:: YOUR TASK ::
Transcribe the entries that follow, word for word.

:: EXERCISE MATERIAL ::
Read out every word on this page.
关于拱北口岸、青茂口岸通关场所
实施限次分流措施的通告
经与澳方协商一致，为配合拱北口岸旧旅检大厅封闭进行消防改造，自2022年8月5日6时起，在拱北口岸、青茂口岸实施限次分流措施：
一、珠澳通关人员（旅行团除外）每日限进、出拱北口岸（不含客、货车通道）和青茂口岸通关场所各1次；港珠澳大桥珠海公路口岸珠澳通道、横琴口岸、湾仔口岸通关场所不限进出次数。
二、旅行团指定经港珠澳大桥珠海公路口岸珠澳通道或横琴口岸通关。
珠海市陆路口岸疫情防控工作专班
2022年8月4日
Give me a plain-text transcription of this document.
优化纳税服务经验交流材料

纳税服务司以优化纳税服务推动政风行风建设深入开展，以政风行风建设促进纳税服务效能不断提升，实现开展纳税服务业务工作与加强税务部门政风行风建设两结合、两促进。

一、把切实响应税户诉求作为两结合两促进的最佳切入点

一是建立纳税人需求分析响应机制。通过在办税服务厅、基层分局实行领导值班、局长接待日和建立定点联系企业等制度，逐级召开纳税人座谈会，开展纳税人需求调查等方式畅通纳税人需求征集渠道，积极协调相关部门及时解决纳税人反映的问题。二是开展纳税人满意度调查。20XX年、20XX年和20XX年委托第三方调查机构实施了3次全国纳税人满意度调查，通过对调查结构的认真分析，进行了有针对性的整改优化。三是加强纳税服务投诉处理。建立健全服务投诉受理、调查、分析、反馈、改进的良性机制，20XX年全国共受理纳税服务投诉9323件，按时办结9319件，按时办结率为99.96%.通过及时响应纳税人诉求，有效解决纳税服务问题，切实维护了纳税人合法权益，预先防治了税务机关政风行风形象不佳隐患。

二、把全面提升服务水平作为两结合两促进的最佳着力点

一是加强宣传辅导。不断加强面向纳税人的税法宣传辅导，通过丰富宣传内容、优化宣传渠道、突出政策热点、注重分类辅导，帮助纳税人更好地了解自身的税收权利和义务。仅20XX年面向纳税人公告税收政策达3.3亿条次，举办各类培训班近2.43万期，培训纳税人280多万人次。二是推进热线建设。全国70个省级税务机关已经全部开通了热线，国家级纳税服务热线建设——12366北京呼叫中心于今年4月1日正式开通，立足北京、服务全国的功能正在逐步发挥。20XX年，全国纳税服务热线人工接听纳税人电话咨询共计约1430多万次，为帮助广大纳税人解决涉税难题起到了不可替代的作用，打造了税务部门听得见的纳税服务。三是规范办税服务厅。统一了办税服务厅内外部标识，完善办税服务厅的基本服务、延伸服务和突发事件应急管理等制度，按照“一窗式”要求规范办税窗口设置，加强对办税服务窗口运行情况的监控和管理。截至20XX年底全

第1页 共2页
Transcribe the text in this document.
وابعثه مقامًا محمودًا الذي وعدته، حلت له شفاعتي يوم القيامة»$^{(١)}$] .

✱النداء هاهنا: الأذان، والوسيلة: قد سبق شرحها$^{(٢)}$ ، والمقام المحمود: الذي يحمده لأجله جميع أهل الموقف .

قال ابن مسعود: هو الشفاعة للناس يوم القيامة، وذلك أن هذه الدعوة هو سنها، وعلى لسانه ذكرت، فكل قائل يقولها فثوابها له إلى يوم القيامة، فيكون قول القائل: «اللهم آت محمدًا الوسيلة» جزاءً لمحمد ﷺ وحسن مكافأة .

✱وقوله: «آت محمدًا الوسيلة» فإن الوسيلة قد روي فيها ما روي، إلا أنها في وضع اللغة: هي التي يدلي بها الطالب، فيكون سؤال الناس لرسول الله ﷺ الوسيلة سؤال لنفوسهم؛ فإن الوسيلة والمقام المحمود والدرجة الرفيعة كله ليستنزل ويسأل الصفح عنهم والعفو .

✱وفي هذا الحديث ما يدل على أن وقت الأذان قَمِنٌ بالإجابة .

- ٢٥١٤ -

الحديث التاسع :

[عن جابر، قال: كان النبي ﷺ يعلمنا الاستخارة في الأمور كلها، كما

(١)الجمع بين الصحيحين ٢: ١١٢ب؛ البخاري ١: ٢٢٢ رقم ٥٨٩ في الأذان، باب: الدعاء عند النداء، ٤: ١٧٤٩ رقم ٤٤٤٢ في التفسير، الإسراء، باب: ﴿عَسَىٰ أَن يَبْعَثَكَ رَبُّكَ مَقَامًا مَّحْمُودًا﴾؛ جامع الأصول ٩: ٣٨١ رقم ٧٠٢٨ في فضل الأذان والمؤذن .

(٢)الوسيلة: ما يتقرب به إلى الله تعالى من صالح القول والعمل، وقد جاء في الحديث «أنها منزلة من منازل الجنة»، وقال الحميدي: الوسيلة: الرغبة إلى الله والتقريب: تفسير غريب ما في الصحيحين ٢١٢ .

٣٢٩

:: RESULT FOR THIS TASK ::
Read out every word on this page.
关于拱北口岸、青茂口岸通关场所
实施限次分流措施的通告
经与澳方协商一致，为配合拱北口岸旧旅检大厅封闭进行消防改造，自2022年8月5日6时起，在拱北口岸、青茂口岸实施限次分流措施：
一、珠澳通关人员（旅行团除外）每日限进、出拱北口岸（不含客、货车通道）和青茂口岸通关场所各1次；港珠澳大桥珠海公路口岸珠澳通道、横琴口岸、湾仔口岸通关场所不限进出次数。
二、旅行团指定经港珠澳大桥珠海公路口岸珠澳通道或横琴口岸通关。
珠海市陆路口岸疫情防控工作专班
2022年8月4日
Give me a plain-text transcription of this document.
优化纳税服务经验交流材料

纳税服务司以优化纳税服务推动政风行风建设深入开展，以政风行风建设促进纳税服务效能不断提升，实现开展纳税服务业务工作与加强税务部门政风行风建设两结合、两促进。

一、把切实响应税户诉求作为两结合两促进的最佳切入点

一是建立纳税人需求分析响应机制。通过在办税服务厅、基层分局实行领导值班、局长接待日和建立定点联系企业等制度，逐级召开纳税人座谈会，开展纳税人需求调查等方式畅通纳税人需求征集渠道，积极协调相关部门及时解决纳税人反映的问题。二是开展纳税人满意度调查。20XX年、20XX年和20XX年委托第三方调查机构实施了3次全国纳税人满意度调查，通过对调查结构的认真分析，进行了有针对性的整改优化。三是加强纳税服务投诉处理。建立健全服务投诉受理、调查、分析、反馈、改进的良性机制，20XX年全国共受理纳税服务投诉9323件，按时办结9319件，按时办结率为99.96%.通过及时响应纳税人诉求，有效解决纳税服务问题，切实维护了纳税人合法权益，预先防治了税务机关政风行风形象不佳隐患。

二、把全面提升服务水平作为两结合两促进的最佳着力点

一是加强宣传辅导。不断加强面向纳税人的税法宣传辅导，通过丰富宣传内容、优化宣传渠道、突出政策热点、注重分类辅导，帮助纳税人更好地了解自身的税收权利和义务。仅20XX年面向纳税人公告税收政策达3.3亿条次，举办各类培训班近2.43万期，培训纳税人280多万人次。二是推进热线建设。全国70个省级税务机关已经全部开通了热线，国家级纳税服务热线建设——12366北京呼叫中心于今年4月1日正式开通，立足北京、服务全国的功能正在逐步发挥。20XX年，全国纳税服务热线人工接听纳税人电话咨询共计约1430多万次，为帮助广大纳税人解决涉税难题起到了不可替代的作用，打造了税务部门听得见的纳税服务。三是规范办税服务厅。统一了办税服务厅内外部标识，完善办税服务厅的基本服务、延伸服务和突发事件应急管理等制度，按照“一窗式”要求规范办税窗口设置，加强对办税服务窗口运行情况的监控和管理。截至20XX年底全

第1页 共2页
Transcribe the text in this document.
وابعثه مقامًا محمودًا الذي وعدته، حلت له شفاعتي يوم القيامة»$^{(١)}$] .

✱النداء هاهنا: الأذان، والوسيلة: قد سبق شرحها$^{(٢)}$ ، والمقام المحمود: الذي يحمده لأجله جميع أهل الموقف .

قال ابن مسعود: هو الشفاعة للناس يوم القيامة، وذلك أن هذه الدعوة هو سنها، وعلى لسانه ذكرت، فكل قائل يقولها فثوابها له إلى يوم القيامة، فيكون قول القائل: «اللهم آت محمدًا الوسيلة» جزاءً لمحمد ﷺ وحسن مكافأة .

✱وقوله: «آت محمدًا الوسيلة» فإن الوسيلة قد روي فيها ما روي، إلا أنها في وضع اللغة: هي التي يدلي بها الطالب، فيكون سؤال الناس لرسول الله ﷺ الوسيلة سؤال لنفوسهم؛ فإن الوسيلة والمقام المحمود والدرجة الرفيعة كله ليستنزل ويسأل الصفح عنهم والعفو .

✱وفي هذا الحديث ما يدل على أن وقت الأذان قَمِنٌ بالإجابة .

- ٢٥١٤ -

الحديث التاسع :

[عن جابر، قال: كان النبي ﷺ يعلمنا الاستخارة في الأمور كلها، كما

(١)الجمع بين الصحيحين ٢: ١١٢ب؛ البخاري ١: ٢٢٢ رقم ٥٨٩ في الأذان، باب: الدعاء عند النداء، ٤: ١٧٤٩ رقم ٤٤٤٢ في التفسير، الإسراء، باب: ﴿عَسَىٰ أَن يَبْعَثَكَ رَبُّكَ مَقَامًا مَّحْمُودًا﴾؛ جامع الأصول ٩: ٣٨١ رقم ٧٠٢٨ في فضل الأذان والمؤذن .

(٢)الوسيلة: ما يتقرب به إلى الله تعالى من صالح القول والعمل، وقد جاء في الحديث «أنها منزلة من منازل الجنة»، وقال الحميدي: الوسيلة: الرغبة إلى الله والتقريب: تفسير غريب ما في الصحيحين ٢١٢ .

٣٢٩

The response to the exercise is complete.